| PROVIDED MATERIAL |
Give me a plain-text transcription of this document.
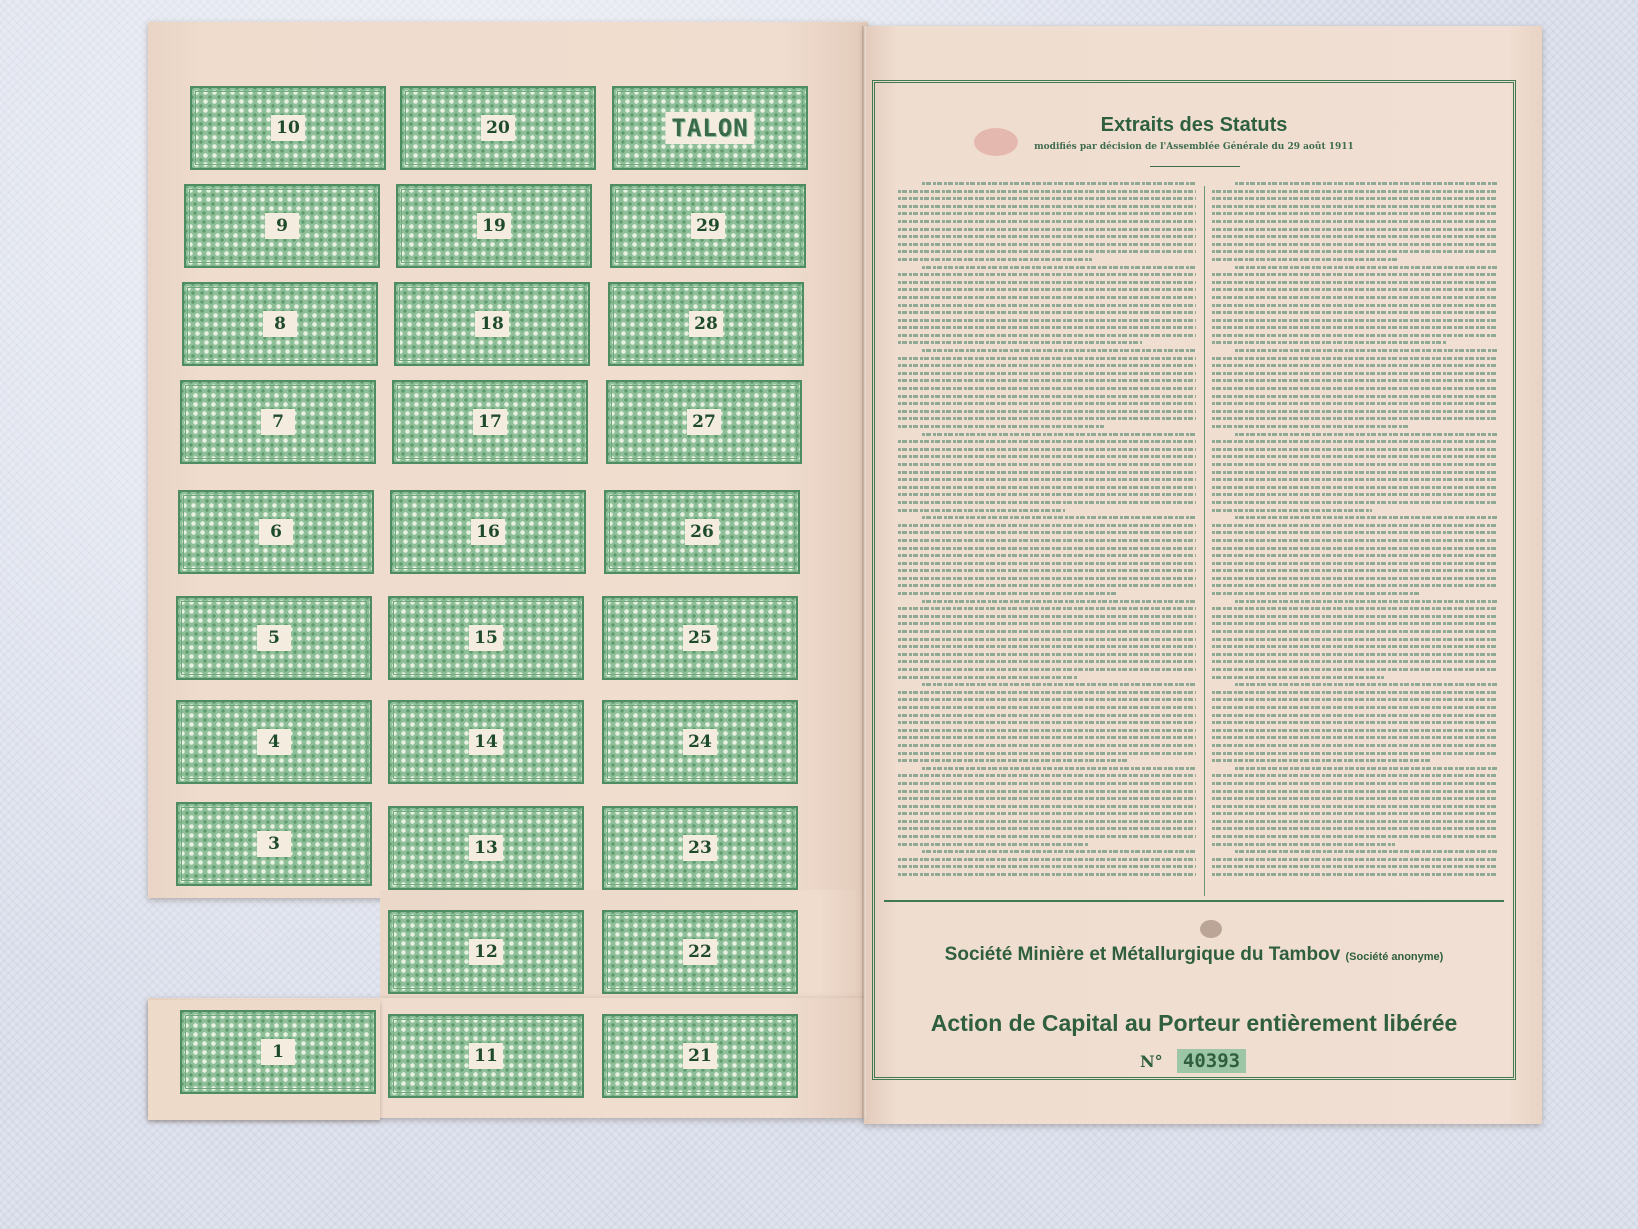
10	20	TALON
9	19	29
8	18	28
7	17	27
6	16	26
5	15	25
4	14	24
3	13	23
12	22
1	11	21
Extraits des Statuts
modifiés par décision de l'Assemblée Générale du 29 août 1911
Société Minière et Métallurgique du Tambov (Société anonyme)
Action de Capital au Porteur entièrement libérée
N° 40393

| OBJECTIVE |
Reproduce every line exactly and omit all pictures.

| EXERCISE OUTPUT |
Give me a plain-text transcription of this document.
10	20	TALON
9	19	29
8	18	28
7	17	27
6	16	26
5	15	25
4	14	24
3	13	23
12	22
1	11	21
Extraits des Statuts
modifiés par décision de l'Assemblée Générale du 29 août 1911
Société Minière et Métallurgique du Tambov (Société anonyme)
Action de Capital au Porteur entièrement libérée
N° 40393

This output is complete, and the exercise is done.